● **WORK INSTRUCTIONS**
Every line of the material that follows must be printed again exactly.

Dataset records

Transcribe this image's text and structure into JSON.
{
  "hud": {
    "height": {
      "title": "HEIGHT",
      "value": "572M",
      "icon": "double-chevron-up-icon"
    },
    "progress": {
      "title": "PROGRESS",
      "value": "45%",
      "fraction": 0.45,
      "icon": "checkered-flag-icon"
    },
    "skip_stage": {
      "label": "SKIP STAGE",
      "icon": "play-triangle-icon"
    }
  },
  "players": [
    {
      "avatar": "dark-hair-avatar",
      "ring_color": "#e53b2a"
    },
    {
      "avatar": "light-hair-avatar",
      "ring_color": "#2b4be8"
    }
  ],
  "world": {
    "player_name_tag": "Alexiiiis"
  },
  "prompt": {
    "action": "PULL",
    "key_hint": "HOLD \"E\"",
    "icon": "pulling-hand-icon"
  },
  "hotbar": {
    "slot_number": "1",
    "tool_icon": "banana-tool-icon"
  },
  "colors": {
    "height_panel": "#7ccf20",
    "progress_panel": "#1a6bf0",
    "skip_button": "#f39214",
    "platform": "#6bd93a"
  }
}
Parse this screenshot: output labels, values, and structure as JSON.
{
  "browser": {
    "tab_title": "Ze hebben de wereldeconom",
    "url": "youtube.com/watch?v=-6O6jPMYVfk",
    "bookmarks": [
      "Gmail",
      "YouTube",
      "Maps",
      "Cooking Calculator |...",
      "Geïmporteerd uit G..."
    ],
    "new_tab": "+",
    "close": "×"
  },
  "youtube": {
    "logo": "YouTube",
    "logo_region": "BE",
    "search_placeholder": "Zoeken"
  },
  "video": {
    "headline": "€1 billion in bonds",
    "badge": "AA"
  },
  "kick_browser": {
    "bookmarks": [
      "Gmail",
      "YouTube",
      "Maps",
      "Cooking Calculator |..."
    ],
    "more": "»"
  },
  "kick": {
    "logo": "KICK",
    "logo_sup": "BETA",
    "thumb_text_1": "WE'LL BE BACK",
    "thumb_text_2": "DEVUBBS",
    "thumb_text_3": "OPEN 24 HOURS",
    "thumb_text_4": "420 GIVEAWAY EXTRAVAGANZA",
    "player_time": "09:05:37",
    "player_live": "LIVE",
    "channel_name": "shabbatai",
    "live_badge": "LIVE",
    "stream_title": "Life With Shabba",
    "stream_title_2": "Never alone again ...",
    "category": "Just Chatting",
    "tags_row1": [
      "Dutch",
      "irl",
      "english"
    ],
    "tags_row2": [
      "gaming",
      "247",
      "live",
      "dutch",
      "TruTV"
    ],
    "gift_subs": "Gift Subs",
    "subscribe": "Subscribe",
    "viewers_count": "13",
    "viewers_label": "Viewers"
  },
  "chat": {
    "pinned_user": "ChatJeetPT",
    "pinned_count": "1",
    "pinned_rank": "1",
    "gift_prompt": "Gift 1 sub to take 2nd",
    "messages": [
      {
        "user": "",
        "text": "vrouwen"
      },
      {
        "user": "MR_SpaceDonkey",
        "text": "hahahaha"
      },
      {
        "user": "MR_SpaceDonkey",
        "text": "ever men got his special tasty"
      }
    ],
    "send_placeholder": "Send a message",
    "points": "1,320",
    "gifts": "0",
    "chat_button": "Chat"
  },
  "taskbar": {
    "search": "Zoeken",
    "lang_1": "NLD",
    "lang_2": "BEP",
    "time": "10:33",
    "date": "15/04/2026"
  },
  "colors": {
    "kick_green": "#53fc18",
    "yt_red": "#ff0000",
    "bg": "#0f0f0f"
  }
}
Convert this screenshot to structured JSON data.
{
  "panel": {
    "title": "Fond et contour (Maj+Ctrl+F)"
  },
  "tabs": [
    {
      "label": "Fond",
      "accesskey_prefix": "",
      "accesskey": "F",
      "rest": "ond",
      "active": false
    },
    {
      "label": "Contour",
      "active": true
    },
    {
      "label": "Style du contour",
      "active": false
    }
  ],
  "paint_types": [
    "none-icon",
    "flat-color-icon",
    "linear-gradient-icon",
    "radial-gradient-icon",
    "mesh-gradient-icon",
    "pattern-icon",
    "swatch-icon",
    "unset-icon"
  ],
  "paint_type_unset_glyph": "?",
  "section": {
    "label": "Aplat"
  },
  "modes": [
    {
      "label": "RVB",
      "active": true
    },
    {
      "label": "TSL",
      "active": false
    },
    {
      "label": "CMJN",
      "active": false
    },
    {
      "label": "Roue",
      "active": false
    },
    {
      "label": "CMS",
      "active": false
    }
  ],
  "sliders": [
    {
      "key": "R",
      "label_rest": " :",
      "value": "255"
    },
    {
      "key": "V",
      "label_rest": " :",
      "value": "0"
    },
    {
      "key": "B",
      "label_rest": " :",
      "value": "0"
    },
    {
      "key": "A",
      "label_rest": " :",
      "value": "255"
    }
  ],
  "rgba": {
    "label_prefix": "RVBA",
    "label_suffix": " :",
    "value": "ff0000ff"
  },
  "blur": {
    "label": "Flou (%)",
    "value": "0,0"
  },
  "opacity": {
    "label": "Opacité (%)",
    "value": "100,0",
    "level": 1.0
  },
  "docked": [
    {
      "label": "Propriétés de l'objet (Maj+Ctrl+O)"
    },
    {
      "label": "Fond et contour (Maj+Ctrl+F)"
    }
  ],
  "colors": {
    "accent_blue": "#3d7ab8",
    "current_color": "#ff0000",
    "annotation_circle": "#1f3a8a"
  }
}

● **FULL OUTPUT**
Transcribe this image's text and structure into JSON.
{
  "hud": {
    "height": {
      "title": "HEIGHT",
      "value": "572M",
      "icon": "double-chevron-up-icon"
    },
    "progress": {
      "title": "PROGRESS",
      "value": "45%",
      "fraction": 0.45,
      "icon": "checkered-flag-icon"
    },
    "skip_stage": {
      "label": "SKIP STAGE",
      "icon": "play-triangle-icon"
    }
  },
  "players": [
    {
      "avatar": "dark-hair-avatar",
      "ring_color": "#e53b2a"
    },
    {
      "avatar": "light-hair-avatar",
      "ring_color": "#2b4be8"
    }
  ],
  "world": {
    "player_name_tag": "Alexiiiis"
  },
  "prompt": {
    "action": "PULL",
    "key_hint": "HOLD \"E\"",
    "icon": "pulling-hand-icon"
  },
  "hotbar": {
    "slot_number": "1",
    "tool_icon": "banana-tool-icon"
  },
  "colors": {
    "height_panel": "#7ccf20",
    "progress_panel": "#1a6bf0",
    "skip_button": "#f39214",
    "platform": "#6bd93a"
  }
}
Parse this screenshot: output labels, values, and structure as JSON.
{
  "browser": {
    "tab_title": "Ze hebben de wereldeconom",
    "url": "youtube.com/watch?v=-6O6jPMYVfk",
    "bookmarks": [
      "Gmail",
      "YouTube",
      "Maps",
      "Cooking Calculator |...",
      "Geïmporteerd uit G..."
    ],
    "new_tab": "+",
    "close": "×"
  },
  "youtube": {
    "logo": "YouTube",
    "logo_region": "BE",
    "search_placeholder": "Zoeken"
  },
  "video": {
    "headline": "€1 billion in bonds",
    "badge": "AA"
  },
  "kick_browser": {
    "bookmarks": [
      "Gmail",
      "YouTube",
      "Maps",
      "Cooking Calculator |..."
    ],
    "more": "»"
  },
  "kick": {
    "logo": "KICK",
    "logo_sup": "BETA",
    "thumb_text_1": "WE'LL BE BACK",
    "thumb_text_2": "DEVUBBS",
    "thumb_text_3": "OPEN 24 HOURS",
    "thumb_text_4": "420 GIVEAWAY EXTRAVAGANZA",
    "player_time": "09:05:37",
    "player_live": "LIVE",
    "channel_name": "shabbatai",
    "live_badge": "LIVE",
    "stream_title": "Life With Shabba",
    "stream_title_2": "Never alone again ...",
    "category": "Just Chatting",
    "tags_row1": [
      "Dutch",
      "irl",
      "english"
    ],
    "tags_row2": [
      "gaming",
      "247",
      "live",
      "dutch",
      "TruTV"
    ],
    "gift_subs": "Gift Subs",
    "subscribe": "Subscribe",
    "viewers_count": "13",
    "viewers_label": "Viewers"
  },
  "chat": {
    "pinned_user": "ChatJeetPT",
    "pinned_count": "1",
    "pinned_rank": "1",
    "gift_prompt": "Gift 1 sub to take 2nd",
    "messages": [
      {
        "user": "",
        "text": "vrouwen"
      },
      {
        "user": "MR_SpaceDonkey",
        "text": "hahahaha"
      },
      {
        "user": "MR_SpaceDonkey",
        "text": "ever men got his special tasty"
      }
    ],
    "send_placeholder": "Send a message",
    "points": "1,320",
    "gifts": "0",
    "chat_button": "Chat"
  },
  "taskbar": {
    "search": "Zoeken",
    "lang_1": "NLD",
    "lang_2": "BEP",
    "time": "10:33",
    "date": "15/04/2026"
  },
  "colors": {
    "kick_green": "#53fc18",
    "yt_red": "#ff0000",
    "bg": "#0f0f0f"
  }
}
Convert this screenshot to structured JSON data.
{
  "panel": {
    "title": "Fond et contour (Maj+Ctrl+F)"
  },
  "tabs": [
    {
      "label": "Fond",
      "accesskey_prefix": "",
      "accesskey": "F",
      "rest": "ond",
      "active": false
    },
    {
      "label": "Contour",
      "active": true
    },
    {
      "label": "Style du contour",
      "active": false
    }
  ],
  "paint_types": [
    "none-icon",
    "flat-color-icon",
    "linear-gradient-icon",
    "radial-gradient-icon",
    "mesh-gradient-icon",
    "pattern-icon",
    "swatch-icon",
    "unset-icon"
  ],
  "paint_type_unset_glyph": "?",
  "section": {
    "label": "Aplat"
  },
  "modes": [
    {
      "label": "RVB",
      "active": true
    },
    {
      "label": "TSL",
      "active": false
    },
    {
      "label": "CMJN",
      "active": false
    },
    {
      "label": "Roue",
      "active": false
    },
    {
      "label": "CMS",
      "active": false
    }
  ],
  "sliders": [
    {
      "key": "R",
      "label_rest": " :",
      "value": "255"
    },
    {
      "key": "V",
      "label_rest": " :",
      "value": "0"
    },
    {
      "key": "B",
      "label_rest": " :",
      "value": "0"
    },
    {
      "key": "A",
      "label_rest": " :",
      "value": "255"
    }
  ],
  "rgba": {
    "label_prefix": "RVBA",
    "label_suffix": " :",
    "value": "ff0000ff"
  },
  "blur": {
    "label": "Flou (%)",
    "value": "0,0"
  },
  "opacity": {
    "label": "Opacité (%)",
    "value": "100,0",
    "level": 1.0
  },
  "docked": [
    {
      "label": "Propriétés de l'objet (Maj+Ctrl+O)"
    },
    {
      "label": "Fond et contour (Maj+Ctrl+F)"
    }
  ],
  "colors": {
    "accent_blue": "#3d7ab8",
    "current_color": "#ff0000",
    "annotation_circle": "#1f3a8a"
  }
}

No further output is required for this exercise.